### GIVEN TASK 1
In the labeled region entries, start at the line containing "70, 235, 104]" and end after the line containing "spec-row: Adapter Output". Repeat that span with "standby" changed to "idle" and everything else left untouched.

### READING TEXT
## START

Kōrero: Unions and employee organisations

Whārangi 7. Unions after 1960

Ngā whakaahua me ngā rauemi katoa o tēnei kōrero

By 1960 all New Zealand unions had a full-time paid secretary; and large unions often had one in each main district. An increasing number of unions covered several occupations and had to try and provide adequate representation for each of them.

The unions’ influence with the government and employers was shrinking. In 1968 the unions failed to prevent the government from making a nil wage order, meaning that, in spite of rising inflation, wages for all unions remained static for that year. This defeat meant that the 80-year-old arbitration system was doomed. Unions turned instead to more confrontational tactics such as stop-work meetings, one- or two-day ‘lightning’ strikes and working to rule. The 1970s was the decade with the largest number of industrial disputes in New Zealand’s history.

Women and Māori

A growing number of New Zealanders had come to view unions as selfish and narrow-minded, prepared to inconvenience the public to achieve their demands. Feminists and Māori activists also criticised unions for inadequately representing women and Māori.

In 1975 the Working Women’s Council was formed, led by Sonja Davies. Two years later it issued the Working Women’s Charter, a bill of rights for working women. In 1978 Davies won a seat on the executive of the Federation of Labour (FoL). Joyce Hawe, the first Māori woman, followed in 1981. In 1986 a large hui (meeting) of Māori unionists, and representatives from other organisations, laid down conditions for remaining within existing unions. So did radical feminists. As well as traditional union concerns, wider social issues such as the Vietnam War and apartheid were now hotly debated at FoL conferences.

Unions on the defensive

In the early 1980s unemployment rose as two key industries, textile-clothing manufacture and freezing works, were restructured. Te Roopu Rawakore, a national organisation representing unemployed people and beneficiaries, with a membership of around 100,000, challenged the unions with failing to protect their members from the economic changes.

## END

[Labeled region entries]
## START

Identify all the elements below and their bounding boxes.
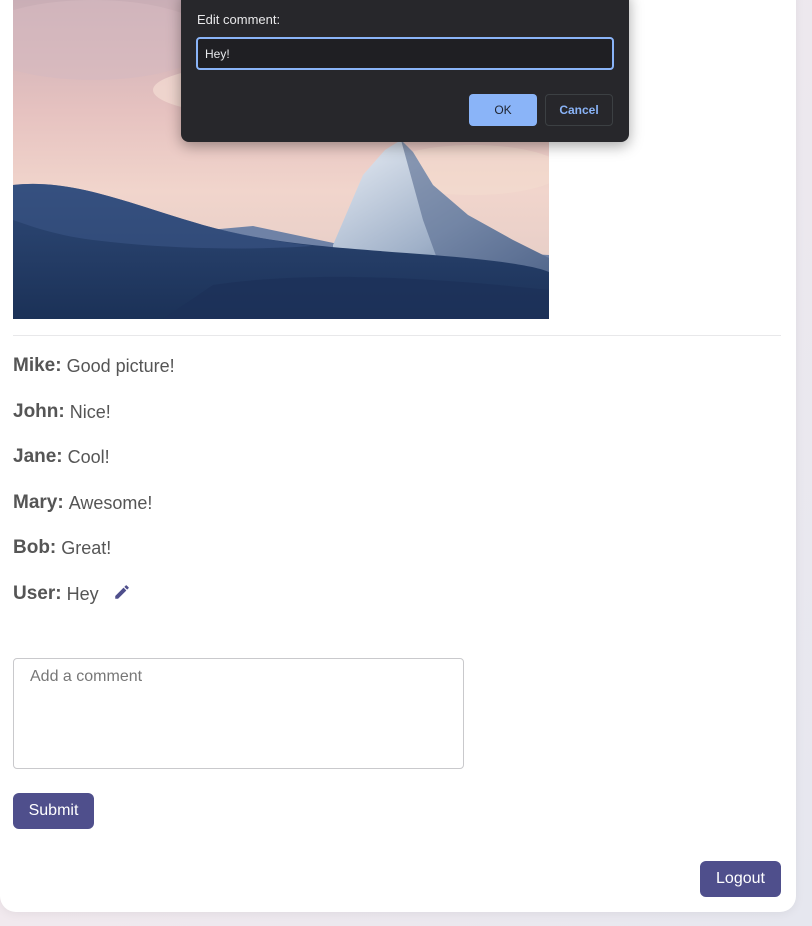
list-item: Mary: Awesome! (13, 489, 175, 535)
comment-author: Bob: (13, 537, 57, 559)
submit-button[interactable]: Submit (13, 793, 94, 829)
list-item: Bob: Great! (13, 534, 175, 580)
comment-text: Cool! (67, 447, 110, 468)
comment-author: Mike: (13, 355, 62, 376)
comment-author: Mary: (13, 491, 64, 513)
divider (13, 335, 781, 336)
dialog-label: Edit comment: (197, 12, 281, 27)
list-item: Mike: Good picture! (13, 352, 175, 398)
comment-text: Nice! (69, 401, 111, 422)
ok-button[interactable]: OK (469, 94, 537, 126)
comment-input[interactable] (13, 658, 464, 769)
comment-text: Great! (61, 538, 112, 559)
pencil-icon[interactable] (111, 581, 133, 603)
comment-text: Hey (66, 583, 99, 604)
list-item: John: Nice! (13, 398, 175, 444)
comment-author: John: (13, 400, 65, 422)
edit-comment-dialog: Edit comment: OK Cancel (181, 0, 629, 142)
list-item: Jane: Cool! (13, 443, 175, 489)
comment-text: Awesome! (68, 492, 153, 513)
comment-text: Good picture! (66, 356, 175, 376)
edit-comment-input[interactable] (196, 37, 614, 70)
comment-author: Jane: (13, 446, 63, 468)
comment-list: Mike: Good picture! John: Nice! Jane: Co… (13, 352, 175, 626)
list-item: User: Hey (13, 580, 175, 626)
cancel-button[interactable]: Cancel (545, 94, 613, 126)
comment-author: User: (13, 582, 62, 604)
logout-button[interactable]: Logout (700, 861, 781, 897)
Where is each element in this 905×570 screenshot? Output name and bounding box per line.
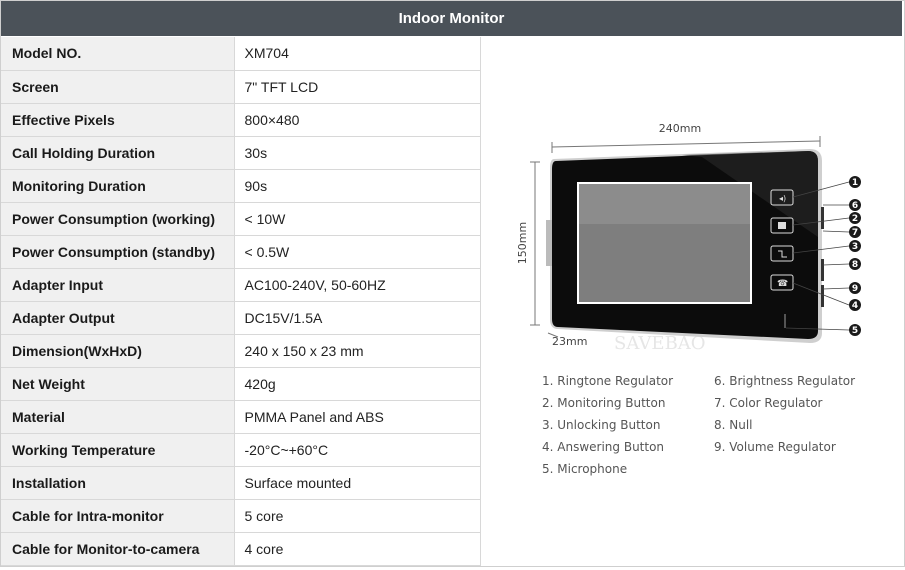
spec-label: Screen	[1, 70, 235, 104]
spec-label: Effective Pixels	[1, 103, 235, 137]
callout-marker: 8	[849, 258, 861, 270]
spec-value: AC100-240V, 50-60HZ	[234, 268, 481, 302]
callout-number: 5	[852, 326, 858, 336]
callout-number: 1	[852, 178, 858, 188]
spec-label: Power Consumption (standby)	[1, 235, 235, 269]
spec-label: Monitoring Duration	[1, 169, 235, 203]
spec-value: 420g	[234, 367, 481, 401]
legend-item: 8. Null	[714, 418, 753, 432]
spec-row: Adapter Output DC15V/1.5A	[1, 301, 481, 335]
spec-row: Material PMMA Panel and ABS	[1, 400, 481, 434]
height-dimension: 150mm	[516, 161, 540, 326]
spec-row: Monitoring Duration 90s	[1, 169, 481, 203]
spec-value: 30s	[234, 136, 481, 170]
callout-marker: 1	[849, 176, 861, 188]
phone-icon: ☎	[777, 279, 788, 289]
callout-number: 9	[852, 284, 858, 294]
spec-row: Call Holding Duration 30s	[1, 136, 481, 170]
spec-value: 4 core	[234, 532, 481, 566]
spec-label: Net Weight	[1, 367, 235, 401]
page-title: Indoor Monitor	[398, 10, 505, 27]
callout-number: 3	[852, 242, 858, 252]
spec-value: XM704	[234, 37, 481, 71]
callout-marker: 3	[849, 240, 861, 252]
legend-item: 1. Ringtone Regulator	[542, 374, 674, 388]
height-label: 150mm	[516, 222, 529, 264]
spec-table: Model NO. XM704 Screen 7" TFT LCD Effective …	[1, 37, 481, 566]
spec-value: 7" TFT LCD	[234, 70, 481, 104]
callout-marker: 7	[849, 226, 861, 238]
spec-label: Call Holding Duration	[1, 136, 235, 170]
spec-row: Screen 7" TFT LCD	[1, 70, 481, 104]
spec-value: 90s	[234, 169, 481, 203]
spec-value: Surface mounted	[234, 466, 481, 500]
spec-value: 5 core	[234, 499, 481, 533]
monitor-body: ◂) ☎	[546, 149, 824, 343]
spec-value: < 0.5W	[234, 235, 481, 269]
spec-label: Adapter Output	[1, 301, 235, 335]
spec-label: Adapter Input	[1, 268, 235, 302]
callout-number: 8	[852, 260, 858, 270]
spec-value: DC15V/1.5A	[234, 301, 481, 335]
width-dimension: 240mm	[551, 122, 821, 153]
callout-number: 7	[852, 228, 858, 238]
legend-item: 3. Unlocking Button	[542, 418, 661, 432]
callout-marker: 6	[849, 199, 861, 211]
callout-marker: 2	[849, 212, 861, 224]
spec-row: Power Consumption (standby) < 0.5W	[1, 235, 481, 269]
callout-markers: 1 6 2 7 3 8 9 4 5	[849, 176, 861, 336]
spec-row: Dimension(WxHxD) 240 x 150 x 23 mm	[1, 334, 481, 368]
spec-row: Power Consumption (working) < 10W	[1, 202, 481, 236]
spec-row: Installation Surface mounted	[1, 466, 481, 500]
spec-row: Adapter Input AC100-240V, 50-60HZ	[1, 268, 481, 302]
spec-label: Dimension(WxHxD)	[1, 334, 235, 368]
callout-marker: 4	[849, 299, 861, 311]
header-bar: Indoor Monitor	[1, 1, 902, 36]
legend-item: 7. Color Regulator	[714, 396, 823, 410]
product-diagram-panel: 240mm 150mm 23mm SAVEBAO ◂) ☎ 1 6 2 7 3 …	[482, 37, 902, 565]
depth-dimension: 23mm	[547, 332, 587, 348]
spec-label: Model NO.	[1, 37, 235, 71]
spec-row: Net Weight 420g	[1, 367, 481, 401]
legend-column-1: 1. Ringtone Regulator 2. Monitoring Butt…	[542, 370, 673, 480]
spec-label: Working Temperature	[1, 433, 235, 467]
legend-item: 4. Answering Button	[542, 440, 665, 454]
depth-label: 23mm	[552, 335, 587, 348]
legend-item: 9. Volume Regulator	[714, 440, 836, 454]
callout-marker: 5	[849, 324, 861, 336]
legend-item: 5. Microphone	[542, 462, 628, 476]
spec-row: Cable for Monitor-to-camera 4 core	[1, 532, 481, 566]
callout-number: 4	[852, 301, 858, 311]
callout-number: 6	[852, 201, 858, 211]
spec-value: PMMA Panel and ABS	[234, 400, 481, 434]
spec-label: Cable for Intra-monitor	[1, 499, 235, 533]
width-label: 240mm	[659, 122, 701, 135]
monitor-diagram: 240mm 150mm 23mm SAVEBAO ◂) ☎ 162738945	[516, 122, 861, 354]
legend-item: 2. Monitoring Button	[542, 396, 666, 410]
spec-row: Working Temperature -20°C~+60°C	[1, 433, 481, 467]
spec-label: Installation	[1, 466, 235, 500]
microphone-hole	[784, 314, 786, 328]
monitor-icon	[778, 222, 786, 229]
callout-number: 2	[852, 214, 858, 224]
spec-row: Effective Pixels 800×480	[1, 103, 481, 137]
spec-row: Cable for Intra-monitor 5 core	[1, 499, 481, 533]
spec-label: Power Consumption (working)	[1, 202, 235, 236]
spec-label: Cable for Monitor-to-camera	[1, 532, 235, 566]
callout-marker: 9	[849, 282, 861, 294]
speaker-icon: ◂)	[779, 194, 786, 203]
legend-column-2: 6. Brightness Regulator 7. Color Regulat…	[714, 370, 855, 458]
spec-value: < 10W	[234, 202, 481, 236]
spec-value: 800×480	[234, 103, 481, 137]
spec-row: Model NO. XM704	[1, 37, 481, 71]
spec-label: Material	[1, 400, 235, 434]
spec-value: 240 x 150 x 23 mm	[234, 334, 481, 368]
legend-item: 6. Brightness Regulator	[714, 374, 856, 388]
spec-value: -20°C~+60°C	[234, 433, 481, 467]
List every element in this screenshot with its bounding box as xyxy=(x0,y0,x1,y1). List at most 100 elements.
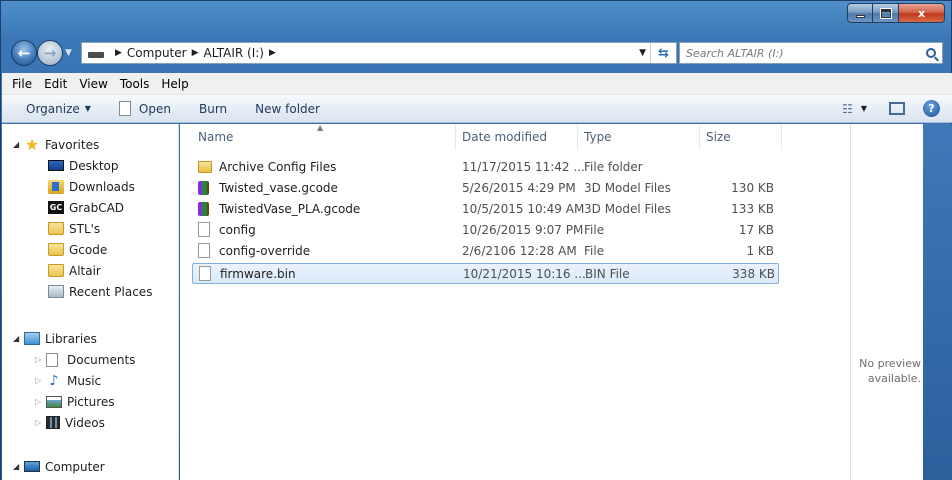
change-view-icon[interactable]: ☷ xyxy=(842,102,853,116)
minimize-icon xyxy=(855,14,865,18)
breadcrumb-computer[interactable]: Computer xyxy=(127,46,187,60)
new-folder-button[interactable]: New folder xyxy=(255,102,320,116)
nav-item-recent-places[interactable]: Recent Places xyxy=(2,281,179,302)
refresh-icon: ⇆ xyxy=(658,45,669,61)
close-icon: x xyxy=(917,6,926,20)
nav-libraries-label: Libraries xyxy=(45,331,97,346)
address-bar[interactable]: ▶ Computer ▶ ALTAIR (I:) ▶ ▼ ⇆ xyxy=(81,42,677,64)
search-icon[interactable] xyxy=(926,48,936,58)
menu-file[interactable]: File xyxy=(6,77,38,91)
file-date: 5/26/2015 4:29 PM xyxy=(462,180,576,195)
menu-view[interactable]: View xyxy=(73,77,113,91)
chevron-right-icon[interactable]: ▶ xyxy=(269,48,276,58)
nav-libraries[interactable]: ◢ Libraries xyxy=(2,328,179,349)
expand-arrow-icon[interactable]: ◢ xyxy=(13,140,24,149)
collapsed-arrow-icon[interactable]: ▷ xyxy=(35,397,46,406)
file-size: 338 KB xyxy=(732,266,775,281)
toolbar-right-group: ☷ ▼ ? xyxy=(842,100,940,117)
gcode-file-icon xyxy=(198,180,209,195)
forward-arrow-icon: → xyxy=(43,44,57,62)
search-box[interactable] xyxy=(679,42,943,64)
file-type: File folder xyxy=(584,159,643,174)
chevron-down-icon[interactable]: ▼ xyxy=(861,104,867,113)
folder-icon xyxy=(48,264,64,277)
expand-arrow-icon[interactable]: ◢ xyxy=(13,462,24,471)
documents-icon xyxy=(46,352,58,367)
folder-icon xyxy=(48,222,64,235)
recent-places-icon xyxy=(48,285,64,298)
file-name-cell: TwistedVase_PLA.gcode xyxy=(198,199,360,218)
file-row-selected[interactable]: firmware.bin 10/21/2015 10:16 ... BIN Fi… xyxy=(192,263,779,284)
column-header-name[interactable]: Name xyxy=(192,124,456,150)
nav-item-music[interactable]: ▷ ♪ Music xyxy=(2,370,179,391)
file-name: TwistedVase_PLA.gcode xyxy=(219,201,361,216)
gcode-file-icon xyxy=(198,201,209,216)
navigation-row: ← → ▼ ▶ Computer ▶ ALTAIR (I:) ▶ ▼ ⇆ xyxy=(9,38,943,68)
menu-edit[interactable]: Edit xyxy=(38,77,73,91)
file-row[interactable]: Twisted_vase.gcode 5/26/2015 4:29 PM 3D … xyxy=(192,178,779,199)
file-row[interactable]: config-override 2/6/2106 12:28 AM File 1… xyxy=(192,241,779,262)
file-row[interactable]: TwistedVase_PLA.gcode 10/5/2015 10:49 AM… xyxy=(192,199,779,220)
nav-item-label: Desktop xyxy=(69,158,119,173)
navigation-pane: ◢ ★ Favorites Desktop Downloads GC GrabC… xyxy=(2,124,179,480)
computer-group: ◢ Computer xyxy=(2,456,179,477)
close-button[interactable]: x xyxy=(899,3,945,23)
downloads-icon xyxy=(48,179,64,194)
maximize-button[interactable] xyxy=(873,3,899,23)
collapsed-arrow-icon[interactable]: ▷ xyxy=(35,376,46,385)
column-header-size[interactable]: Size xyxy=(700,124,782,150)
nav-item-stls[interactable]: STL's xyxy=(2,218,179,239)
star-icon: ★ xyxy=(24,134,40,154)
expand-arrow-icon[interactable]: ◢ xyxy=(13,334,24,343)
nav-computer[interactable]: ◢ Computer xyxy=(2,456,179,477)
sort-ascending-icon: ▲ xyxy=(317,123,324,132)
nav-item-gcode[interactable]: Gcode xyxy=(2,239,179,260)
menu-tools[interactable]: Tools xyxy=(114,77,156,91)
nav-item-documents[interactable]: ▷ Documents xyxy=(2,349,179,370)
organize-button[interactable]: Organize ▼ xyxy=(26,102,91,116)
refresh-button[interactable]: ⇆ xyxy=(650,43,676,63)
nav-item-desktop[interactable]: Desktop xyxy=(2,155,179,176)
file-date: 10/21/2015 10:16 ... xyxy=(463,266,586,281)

## END

### GIVEN TASK 2
Using the text on unions after 1960, explain why wages for all unions stayed static in 1968 even though inflation was rising.

### CORRECT ANSWER 1
spec-label: Screen	[1, 70, 235, 104]
spec-label: Effective Pixels	[1, 103, 235, 137]
callout-marker: 8	[849, 258, 861, 270]
spec-value: AC100-240V, 50-60HZ	[234, 268, 481, 302]
callout-number: 5	[852, 326, 858, 336]
callout-number: 1	[852, 178, 858, 188]
spec-label: Power Consumption (idle)	[1, 235, 235, 269]
spec-label: Monitoring Duration	[1, 169, 235, 203]
spec-value: 420g	[234, 367, 481, 401]
legend-item: 8. Null	[714, 418, 753, 432]
spec-row: Adapter Output DC15V/1.5A	[1, 301, 481, 335]

### CORRECT ANSWER 2
The unions failed to stop the government from making a nil wage order in 1968. That order kept wages for all unions static for the year despite rising inflation.